* start EXTRACTED DATA *
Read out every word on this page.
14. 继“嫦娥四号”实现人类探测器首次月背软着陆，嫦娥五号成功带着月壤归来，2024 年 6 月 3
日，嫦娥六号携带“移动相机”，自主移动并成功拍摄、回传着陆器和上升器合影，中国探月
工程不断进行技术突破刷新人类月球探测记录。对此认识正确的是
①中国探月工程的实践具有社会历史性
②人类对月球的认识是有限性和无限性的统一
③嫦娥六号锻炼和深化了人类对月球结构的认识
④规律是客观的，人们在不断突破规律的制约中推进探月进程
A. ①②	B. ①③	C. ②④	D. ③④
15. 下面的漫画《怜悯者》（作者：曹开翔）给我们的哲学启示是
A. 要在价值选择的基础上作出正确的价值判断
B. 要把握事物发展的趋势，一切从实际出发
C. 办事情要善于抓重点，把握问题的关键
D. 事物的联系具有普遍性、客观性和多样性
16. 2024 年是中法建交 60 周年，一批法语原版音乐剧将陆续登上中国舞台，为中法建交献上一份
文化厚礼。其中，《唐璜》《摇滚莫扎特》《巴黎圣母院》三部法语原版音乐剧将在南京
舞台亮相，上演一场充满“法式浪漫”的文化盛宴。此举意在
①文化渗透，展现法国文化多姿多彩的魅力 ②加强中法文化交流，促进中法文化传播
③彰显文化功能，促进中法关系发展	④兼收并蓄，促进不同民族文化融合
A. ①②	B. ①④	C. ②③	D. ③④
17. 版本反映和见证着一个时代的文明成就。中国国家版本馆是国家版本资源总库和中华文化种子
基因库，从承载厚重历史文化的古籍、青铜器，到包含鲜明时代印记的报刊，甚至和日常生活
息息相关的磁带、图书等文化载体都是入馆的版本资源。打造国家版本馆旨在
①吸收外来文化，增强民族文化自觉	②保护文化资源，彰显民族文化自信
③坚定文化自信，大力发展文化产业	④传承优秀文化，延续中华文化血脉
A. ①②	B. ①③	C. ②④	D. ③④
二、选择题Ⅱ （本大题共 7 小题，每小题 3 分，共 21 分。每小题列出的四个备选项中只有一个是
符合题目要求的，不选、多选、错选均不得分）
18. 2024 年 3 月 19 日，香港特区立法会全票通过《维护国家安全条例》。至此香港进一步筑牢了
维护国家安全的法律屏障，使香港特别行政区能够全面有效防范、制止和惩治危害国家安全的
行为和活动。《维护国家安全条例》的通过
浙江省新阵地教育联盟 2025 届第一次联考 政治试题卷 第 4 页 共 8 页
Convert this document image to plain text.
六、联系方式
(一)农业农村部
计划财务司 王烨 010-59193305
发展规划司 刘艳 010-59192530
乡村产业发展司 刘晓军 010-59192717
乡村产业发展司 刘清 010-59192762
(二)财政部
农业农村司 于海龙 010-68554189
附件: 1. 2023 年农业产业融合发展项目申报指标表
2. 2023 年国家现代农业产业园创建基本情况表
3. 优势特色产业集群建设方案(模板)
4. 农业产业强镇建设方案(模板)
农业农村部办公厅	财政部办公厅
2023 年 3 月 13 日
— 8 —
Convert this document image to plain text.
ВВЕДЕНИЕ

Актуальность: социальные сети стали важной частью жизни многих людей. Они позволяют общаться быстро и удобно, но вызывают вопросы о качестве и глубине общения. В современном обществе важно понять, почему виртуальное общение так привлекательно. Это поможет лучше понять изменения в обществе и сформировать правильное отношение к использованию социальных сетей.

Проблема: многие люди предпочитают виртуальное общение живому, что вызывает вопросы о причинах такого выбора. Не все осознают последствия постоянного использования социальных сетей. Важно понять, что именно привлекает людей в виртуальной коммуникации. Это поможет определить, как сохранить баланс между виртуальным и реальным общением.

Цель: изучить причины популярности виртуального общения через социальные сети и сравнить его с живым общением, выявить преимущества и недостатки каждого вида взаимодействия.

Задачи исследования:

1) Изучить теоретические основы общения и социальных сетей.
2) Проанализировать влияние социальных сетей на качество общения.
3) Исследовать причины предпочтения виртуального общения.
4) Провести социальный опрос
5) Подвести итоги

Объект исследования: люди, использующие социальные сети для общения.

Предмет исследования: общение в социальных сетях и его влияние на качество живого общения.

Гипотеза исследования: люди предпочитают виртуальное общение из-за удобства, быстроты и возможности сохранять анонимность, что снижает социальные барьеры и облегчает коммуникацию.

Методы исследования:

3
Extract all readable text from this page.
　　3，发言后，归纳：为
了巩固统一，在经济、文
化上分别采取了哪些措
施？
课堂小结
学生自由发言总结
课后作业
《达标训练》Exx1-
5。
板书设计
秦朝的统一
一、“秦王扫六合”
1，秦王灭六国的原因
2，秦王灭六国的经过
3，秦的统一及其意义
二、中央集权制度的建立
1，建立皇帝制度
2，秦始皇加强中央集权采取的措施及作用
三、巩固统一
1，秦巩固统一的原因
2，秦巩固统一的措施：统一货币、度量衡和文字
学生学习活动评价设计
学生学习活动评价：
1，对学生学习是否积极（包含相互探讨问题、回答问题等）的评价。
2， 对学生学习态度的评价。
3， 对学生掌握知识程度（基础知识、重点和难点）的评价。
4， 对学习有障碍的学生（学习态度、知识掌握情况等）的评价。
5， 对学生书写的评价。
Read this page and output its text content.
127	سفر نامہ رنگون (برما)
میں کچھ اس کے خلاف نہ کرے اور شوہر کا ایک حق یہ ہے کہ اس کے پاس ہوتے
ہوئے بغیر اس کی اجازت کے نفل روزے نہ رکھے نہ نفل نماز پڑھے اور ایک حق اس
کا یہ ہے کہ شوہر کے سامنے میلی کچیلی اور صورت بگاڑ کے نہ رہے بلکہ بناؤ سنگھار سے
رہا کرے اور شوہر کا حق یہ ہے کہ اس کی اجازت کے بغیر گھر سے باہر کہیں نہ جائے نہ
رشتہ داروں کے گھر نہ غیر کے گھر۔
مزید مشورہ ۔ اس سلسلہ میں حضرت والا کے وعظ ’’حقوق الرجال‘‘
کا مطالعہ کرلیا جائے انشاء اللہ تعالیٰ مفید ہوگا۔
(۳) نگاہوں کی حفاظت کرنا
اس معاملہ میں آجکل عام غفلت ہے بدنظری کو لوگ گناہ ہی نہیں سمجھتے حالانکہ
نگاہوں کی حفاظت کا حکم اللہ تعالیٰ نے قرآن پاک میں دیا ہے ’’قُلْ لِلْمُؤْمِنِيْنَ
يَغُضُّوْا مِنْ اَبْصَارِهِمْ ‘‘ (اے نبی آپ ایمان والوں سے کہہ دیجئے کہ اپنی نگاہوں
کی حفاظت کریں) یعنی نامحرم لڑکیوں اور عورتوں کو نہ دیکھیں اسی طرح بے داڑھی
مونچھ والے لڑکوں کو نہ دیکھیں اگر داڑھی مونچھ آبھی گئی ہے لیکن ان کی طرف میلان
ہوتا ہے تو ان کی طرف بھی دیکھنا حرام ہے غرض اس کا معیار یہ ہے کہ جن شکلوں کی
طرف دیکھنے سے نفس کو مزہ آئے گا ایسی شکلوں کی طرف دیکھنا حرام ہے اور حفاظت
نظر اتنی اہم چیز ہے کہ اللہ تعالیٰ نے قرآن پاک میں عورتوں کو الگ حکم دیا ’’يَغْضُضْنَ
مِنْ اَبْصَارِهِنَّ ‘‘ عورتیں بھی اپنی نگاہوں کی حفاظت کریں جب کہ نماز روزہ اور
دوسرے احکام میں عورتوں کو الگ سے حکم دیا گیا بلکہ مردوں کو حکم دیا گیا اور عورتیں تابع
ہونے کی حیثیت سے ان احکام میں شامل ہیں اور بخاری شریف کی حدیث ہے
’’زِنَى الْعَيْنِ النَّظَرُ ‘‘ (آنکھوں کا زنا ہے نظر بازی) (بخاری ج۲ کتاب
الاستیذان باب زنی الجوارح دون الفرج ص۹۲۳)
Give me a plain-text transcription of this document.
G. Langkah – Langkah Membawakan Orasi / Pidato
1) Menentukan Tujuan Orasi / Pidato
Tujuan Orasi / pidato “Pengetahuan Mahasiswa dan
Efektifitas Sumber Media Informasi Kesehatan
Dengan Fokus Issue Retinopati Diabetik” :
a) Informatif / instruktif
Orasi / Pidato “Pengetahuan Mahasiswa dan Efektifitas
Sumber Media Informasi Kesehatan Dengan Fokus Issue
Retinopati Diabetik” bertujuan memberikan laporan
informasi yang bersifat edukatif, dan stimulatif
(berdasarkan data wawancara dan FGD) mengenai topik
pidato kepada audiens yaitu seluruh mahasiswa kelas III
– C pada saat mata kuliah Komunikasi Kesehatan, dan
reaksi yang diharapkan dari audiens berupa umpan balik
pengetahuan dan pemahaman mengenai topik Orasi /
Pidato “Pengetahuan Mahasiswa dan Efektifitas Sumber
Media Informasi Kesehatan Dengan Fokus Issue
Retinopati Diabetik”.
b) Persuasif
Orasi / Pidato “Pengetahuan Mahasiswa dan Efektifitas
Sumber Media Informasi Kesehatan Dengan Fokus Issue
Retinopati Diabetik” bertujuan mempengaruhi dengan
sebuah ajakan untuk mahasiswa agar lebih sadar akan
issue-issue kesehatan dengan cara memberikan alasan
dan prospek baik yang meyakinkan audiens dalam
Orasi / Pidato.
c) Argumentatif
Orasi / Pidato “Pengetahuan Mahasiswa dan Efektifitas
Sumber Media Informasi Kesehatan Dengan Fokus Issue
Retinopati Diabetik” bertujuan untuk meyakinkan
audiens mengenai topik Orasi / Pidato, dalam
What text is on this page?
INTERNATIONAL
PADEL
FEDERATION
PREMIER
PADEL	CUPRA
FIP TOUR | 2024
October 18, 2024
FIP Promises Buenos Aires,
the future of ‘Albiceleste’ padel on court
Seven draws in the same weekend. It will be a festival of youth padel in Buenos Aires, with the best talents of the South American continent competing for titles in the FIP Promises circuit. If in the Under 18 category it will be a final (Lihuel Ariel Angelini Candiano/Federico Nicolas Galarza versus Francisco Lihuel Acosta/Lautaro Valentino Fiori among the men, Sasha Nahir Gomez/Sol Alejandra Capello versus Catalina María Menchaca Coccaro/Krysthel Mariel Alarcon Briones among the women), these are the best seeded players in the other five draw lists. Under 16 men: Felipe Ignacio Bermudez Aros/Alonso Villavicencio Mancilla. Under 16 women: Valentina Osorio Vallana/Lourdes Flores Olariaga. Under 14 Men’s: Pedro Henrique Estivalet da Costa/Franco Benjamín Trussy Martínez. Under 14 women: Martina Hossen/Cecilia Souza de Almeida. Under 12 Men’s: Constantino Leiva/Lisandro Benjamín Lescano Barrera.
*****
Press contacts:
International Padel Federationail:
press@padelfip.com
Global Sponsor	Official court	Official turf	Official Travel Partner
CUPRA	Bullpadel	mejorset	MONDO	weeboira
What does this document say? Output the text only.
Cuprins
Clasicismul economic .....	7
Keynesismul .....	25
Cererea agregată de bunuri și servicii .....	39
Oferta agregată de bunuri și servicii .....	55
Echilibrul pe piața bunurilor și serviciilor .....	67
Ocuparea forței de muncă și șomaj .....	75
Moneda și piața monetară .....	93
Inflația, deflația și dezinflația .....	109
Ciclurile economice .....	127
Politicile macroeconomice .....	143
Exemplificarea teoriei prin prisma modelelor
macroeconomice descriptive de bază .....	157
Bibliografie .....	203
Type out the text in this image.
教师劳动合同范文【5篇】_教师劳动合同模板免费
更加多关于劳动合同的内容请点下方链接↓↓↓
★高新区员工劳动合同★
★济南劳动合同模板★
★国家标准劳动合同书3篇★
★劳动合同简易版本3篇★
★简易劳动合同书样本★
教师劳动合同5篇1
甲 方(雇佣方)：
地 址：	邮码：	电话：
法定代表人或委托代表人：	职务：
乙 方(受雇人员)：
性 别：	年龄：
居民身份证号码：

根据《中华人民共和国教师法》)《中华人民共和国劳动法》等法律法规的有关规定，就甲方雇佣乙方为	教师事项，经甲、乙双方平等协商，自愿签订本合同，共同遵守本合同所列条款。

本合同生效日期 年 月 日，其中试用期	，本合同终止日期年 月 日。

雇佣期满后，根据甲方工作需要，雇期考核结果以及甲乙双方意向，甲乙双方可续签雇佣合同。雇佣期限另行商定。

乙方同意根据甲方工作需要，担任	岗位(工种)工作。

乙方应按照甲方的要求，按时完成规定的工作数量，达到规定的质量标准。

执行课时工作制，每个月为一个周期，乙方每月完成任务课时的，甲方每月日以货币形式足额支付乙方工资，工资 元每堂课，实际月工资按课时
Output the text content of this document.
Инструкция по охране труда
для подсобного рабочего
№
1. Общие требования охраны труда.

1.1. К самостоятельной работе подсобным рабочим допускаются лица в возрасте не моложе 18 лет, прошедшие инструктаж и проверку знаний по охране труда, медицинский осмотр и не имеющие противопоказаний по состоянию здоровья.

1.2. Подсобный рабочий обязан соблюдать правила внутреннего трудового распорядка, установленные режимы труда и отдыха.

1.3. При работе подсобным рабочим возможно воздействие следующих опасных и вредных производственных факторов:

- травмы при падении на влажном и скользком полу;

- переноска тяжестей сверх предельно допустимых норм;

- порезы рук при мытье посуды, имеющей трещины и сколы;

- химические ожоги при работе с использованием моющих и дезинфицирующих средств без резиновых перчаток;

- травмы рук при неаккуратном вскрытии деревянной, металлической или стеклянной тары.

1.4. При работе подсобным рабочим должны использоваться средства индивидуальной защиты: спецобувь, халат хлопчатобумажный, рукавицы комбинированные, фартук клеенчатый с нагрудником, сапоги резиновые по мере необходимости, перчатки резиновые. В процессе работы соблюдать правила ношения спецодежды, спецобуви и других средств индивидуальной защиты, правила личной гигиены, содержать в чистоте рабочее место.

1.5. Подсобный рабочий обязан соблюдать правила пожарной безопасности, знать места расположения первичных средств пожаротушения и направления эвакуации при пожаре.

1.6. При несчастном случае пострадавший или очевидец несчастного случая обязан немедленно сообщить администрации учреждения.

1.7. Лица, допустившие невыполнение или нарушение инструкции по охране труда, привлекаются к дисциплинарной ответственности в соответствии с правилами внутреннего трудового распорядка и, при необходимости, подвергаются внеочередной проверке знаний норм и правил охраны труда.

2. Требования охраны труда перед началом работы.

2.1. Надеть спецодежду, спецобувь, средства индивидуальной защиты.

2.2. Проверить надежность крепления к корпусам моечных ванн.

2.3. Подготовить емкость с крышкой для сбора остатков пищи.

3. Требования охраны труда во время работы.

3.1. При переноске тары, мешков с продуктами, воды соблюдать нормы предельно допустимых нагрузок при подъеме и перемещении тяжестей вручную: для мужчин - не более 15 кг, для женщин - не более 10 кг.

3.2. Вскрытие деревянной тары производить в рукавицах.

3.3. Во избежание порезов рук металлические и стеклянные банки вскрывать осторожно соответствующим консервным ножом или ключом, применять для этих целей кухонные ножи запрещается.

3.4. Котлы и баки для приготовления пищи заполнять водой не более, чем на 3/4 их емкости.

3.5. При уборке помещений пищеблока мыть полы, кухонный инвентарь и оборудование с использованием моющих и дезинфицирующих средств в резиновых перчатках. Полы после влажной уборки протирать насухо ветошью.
* end EXTRACTED DATA *
• PROBLEM TO WORK ON: Search the entries for "более" and copy out each line that has it.

• SOLVED PROBLEM:
3.1. При переноске тары, мешков с продуктами, воды соблюдать нормы предельно допустимых нагрузок при подъеме и перемещении тяжестей вручную: для мужчин - не более 15 кг, для женщин - не более 10 кг.
3.4. Котлы и баки для приготовления пищи заполнять водой не более, чем на 3/4 их емкости.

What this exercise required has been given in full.